#### Record excerpts ####

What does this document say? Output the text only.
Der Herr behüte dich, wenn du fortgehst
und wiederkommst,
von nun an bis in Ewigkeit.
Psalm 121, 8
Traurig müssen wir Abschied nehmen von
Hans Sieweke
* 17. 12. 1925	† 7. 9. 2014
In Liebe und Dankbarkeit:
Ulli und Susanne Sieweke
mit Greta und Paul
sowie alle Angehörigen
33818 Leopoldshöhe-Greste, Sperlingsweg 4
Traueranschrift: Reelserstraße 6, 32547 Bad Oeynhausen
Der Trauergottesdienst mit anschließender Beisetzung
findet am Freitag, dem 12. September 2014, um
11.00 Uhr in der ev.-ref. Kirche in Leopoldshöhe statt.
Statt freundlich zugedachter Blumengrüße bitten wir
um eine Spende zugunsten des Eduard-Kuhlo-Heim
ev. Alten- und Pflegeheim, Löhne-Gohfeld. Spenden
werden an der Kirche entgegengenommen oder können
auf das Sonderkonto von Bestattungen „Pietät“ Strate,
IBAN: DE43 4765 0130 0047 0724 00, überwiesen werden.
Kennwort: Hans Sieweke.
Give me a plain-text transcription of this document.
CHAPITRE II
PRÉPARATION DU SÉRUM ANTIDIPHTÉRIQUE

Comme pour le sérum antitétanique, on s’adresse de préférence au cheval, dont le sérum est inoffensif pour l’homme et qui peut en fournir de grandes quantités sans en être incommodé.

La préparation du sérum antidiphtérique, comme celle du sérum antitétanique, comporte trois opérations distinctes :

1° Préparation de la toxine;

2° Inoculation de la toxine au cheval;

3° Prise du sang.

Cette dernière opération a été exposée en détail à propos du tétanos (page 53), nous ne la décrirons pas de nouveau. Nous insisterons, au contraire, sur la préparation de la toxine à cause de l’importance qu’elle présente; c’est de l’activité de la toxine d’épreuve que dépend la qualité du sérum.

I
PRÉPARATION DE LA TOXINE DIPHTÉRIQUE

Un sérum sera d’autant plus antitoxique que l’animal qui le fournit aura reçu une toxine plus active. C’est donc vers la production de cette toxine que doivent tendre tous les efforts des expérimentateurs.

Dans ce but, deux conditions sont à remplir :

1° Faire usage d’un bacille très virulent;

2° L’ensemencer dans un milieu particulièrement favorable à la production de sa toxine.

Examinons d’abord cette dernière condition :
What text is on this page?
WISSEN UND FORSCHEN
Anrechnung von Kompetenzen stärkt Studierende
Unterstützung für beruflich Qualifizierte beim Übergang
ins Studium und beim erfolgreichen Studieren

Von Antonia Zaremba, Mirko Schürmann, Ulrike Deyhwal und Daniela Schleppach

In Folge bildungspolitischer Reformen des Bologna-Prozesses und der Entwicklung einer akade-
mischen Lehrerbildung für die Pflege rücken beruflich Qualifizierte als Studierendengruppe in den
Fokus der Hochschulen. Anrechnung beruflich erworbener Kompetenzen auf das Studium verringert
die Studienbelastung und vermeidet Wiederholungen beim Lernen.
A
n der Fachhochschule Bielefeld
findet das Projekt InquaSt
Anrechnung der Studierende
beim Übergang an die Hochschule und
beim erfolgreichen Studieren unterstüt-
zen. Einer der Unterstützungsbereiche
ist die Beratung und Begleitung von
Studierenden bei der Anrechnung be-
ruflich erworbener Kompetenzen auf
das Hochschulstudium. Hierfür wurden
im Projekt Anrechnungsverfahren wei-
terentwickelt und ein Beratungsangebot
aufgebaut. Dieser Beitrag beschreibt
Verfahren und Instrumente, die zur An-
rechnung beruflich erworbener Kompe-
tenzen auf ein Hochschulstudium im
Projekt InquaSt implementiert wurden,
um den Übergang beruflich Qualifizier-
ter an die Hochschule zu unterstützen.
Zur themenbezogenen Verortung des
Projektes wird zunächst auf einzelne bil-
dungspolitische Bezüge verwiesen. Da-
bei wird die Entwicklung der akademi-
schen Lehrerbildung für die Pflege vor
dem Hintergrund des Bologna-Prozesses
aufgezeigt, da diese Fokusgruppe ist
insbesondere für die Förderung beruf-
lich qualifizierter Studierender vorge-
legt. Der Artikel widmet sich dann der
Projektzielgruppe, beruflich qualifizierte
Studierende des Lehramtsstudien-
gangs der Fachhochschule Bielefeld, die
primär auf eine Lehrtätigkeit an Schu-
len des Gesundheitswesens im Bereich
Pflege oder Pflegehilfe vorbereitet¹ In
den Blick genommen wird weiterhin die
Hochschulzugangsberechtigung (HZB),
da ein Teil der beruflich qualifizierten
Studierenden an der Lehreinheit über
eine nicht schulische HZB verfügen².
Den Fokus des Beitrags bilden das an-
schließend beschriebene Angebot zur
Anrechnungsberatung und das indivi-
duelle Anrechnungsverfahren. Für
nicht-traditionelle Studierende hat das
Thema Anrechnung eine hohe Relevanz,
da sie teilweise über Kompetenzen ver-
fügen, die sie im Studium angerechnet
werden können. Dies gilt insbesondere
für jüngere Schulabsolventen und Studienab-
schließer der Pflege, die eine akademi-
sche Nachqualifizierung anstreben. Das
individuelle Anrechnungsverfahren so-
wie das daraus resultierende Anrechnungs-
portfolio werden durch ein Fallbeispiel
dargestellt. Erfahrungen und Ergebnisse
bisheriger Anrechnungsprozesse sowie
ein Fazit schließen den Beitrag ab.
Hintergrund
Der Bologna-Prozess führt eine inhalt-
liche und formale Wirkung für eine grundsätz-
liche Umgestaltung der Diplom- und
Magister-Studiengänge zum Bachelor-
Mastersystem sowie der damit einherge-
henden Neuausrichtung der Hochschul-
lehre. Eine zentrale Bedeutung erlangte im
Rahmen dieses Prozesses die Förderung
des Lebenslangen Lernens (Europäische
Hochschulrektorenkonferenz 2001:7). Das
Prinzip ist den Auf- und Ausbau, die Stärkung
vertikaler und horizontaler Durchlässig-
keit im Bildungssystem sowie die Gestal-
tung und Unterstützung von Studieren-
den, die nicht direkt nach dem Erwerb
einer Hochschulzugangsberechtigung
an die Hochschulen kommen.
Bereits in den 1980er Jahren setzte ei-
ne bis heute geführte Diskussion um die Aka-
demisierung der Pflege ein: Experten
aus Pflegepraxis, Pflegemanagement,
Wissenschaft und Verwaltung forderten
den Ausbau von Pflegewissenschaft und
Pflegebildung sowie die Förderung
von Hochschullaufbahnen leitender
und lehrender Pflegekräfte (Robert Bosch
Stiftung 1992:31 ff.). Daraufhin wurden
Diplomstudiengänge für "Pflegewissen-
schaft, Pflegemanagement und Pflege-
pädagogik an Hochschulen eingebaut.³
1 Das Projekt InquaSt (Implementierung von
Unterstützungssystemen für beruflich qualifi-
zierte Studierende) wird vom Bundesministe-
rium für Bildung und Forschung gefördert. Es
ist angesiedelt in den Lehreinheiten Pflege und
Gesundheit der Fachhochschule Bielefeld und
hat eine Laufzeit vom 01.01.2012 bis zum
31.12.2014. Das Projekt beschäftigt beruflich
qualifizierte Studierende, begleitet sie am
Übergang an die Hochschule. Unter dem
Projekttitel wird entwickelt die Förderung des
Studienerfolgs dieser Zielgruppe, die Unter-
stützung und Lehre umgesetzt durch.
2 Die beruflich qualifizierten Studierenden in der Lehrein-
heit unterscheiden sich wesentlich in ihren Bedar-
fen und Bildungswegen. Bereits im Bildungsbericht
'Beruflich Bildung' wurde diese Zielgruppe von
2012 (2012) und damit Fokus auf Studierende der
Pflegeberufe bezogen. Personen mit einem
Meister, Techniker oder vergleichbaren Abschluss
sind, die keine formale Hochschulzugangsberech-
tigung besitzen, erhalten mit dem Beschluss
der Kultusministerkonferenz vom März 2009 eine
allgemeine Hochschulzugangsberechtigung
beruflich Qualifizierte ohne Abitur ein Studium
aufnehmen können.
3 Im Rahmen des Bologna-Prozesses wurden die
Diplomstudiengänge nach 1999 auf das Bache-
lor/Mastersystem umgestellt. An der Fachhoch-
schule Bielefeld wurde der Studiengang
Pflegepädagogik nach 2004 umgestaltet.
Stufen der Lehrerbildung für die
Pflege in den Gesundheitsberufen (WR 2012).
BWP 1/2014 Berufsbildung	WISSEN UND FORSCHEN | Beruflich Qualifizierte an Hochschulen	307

####

_What to produce_: Lines containing the word "Hochschulen": say how many there are in the material, with no other text.

_Result_: 4